--- WRITTEN TASK A ---
Answer these about the passage on Callahan and Oakeshott below:
(i) Which society does Callahan compare America to?
(ii) Whom did Oakeshott criticize with the remark about "a plan to resist all planning"?
(iii) Which two rights did Murray Rothbard treat as the starting point for all human conduct?
--- WRITTEN TASK B ---
From the passage on Callahan and Oakeshott below, reproduce word for word everything from "By contrast, the" down to "prophets and gods.".

---- SELECTION

Callahan agrees with Oakeshott on the problems inherent in Rationalism, and would like to exempt the United States from this classification. At the very least, he thinks there is more to the issue than Oakeshott’s provocative comments would imply. Here is where the originality of Callahan’s thesis emerges. Most readers of Oakeshott would be inclined to imagine the following: if the founding of a country is Rationalist, then the practice and history of that country will also exhibit Rationalism. By the same token, if a country (like Britain or Rome) does not have a Rationalist founding, then its political practice will also not be Rationalist. But Callahan shows that the origin and subsequent practice of societies do not necessarily work in tandem. By way of illustration, he compares America to Rome.

America’s founding, argues Callahan following Oakeshott, would seem to be Rationalist in writing a constitution to bind all generations. It was as if, once ratified, the document itself could serve as a guard against departures from the letter of the law. On this reading, the writers of the Constitution appear to have placed excessive faith in governing by precept and in mere “parchment barriers,” as Madison so famously noted.

Yet as Callahan rightly observes, this written constitution was limited in its aims, leaving an expansive realm of freedom for individuals and states. It did not attempt to establish a utopia on earth, or to implement such modern utopian projects as income equality or universal healthcare. Power would be limited, constrained, checked; people would be protected from a government that desired to do too much. Ironically, limited government or “civil association” was the aim of a Rationalist founding.

By contrast, the Roman Republic emerged organically, and gradually, over many centuries. Rome had no explicit founding documents but was a thoroughly traditional society. Yet the Romans thought of themselves as “blessed by the gods . . . [their destiny was] to rule the world and impose a civilization and an orderliness upon its barbarisms.” This implies, for both Oakeshott and Callahan, a Rationalist conception of events or, put more precisely, what might be described as “the politics of faith.” In the politics of faith, political activity is seen as salvational, not limited, in its aims. Government officials are not neutral umpires but directors, teachers, even prophets and gods.

Callahan’s comparison between America and Rome thus highlights the difficulties of simply classifying societies as Rationalist or not-Rationalist. As Callahan repeatedly reminds his reader, Oakeshott is working in ideal types. Rationalists and conservatives, skeptical and faithful politics, civil and enterprise association: all of these are ideas, not persons or regimes. It would be as impossible to find an unalloyed Rationalist as it would be to discover a society that was wholly a civil association. And elements of both Rationalism and what Callahan terms “practical politics” inhere in every society, to varying degrees.

The implication of what Callahan has observed, however, is that Rationalist modes of thought and action have become unavoidable, even desirable, in contemporary political thought and activity. Indeed, he highlights the degree to which modern conservatives—even those most of us might admire for their vigorous defenses of freedom—have succumbed to its attractions. Oakeshott famously criticized Hayek for this, observing that “a plan to resist all planning may be better than its opposite, but it belongs to the same style of politics.” And Murray Rothbard, a vigorous defender of economic liberty, constructed his entire philosophic system on the Rationalist principle that certain rights, most notably property rights and “self-ownership,” were the indispensable starting point for all human conduct. If these starting points led to abhorrent conclusions, then so be it.

--------
---- SUPPLIED INFORMATION

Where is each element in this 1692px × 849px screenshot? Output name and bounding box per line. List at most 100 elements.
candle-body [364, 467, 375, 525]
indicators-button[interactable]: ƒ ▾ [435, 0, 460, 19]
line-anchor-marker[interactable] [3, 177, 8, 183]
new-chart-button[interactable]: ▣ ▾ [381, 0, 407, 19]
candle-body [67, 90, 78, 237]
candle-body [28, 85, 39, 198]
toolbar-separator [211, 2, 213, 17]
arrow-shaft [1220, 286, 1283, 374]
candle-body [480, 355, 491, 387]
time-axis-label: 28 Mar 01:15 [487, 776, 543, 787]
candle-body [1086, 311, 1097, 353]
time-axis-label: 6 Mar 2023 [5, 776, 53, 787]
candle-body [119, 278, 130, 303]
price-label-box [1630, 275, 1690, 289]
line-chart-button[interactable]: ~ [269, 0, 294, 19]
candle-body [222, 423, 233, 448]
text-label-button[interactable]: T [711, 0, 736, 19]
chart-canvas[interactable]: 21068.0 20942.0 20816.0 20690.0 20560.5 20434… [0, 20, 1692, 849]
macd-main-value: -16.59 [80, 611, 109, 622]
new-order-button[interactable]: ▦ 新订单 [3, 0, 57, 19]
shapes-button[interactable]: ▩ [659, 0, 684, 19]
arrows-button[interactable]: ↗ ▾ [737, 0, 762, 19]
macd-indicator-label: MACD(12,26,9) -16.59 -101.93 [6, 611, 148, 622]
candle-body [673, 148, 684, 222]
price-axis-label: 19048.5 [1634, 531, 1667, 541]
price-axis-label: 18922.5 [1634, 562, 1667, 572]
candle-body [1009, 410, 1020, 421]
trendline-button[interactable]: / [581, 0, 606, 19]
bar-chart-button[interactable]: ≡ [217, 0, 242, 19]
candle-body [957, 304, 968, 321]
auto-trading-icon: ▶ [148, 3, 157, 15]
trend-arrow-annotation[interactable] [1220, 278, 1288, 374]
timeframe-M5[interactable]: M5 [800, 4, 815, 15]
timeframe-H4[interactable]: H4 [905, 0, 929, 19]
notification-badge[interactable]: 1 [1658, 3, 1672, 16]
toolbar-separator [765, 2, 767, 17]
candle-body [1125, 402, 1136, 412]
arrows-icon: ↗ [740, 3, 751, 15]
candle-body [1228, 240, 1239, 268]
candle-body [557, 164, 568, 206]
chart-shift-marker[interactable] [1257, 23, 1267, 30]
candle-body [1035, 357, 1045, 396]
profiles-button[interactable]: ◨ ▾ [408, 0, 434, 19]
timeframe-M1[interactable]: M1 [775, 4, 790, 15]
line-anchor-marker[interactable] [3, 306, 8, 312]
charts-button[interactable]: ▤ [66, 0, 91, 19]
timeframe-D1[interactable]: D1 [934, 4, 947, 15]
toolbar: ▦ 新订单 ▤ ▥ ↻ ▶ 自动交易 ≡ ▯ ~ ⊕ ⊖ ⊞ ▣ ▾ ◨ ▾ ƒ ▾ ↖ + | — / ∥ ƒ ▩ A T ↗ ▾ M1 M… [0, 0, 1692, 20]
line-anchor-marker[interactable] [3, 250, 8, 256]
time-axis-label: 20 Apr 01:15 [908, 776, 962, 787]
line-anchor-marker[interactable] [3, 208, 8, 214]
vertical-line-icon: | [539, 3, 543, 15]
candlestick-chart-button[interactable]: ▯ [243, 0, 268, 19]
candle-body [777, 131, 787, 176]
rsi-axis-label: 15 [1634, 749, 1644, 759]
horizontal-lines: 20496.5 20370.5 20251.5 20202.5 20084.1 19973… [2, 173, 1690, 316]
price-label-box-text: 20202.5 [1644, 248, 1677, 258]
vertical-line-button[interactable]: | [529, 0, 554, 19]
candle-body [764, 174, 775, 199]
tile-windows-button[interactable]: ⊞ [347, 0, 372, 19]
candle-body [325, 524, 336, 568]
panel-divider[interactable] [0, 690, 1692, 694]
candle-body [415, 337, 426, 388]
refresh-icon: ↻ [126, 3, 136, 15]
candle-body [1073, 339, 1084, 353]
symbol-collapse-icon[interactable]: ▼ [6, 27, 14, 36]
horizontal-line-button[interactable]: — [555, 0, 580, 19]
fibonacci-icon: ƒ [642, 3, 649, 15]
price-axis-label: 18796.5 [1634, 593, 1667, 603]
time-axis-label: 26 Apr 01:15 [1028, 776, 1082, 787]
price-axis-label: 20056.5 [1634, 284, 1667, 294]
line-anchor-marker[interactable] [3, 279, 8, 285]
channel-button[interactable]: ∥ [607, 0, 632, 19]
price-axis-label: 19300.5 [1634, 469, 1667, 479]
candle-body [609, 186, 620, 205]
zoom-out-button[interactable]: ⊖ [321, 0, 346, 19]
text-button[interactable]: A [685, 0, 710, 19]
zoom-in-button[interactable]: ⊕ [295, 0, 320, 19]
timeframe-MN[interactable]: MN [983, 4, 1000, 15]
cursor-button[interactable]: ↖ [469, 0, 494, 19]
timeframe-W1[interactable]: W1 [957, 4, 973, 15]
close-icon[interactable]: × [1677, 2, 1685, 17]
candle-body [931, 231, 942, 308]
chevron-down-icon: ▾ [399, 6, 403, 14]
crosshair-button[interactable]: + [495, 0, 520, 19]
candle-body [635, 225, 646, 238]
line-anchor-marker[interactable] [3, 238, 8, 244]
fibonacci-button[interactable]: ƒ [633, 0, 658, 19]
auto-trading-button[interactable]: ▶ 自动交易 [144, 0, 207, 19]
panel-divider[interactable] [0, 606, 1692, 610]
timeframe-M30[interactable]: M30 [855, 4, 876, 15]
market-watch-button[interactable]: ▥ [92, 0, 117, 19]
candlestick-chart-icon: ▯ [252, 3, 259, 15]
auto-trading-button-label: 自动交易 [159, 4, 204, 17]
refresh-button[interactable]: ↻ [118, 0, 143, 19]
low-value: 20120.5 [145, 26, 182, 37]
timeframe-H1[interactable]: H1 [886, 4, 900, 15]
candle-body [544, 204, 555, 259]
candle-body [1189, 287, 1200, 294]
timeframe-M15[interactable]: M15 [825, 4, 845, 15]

--------

--- FINAL RESULT A ---
(i) Rome
(ii) Hayek
(iii) Property rights and "self-ownership"

--- FINAL RESULT B ---
By contrast, the Roman Republic emerged organically, and gradually, over many centuries. Rome had no explicit founding documents but was a thoroughly traditional society. Yet the Romans thought of themselves as “blessed by the gods . . . [their destiny was] to rule the world and impose a civilization and an orderliness upon its barbarisms.” This implies, for both Oakeshott and Callahan, a Rationalist conception of events or, put more precisely, what might be described as “the politics of faith.” In the politics of faith, political activity is seen as salvational, not limited, in its aims. Government officials are not neutral umpires but directors, teachers, even prophets and gods.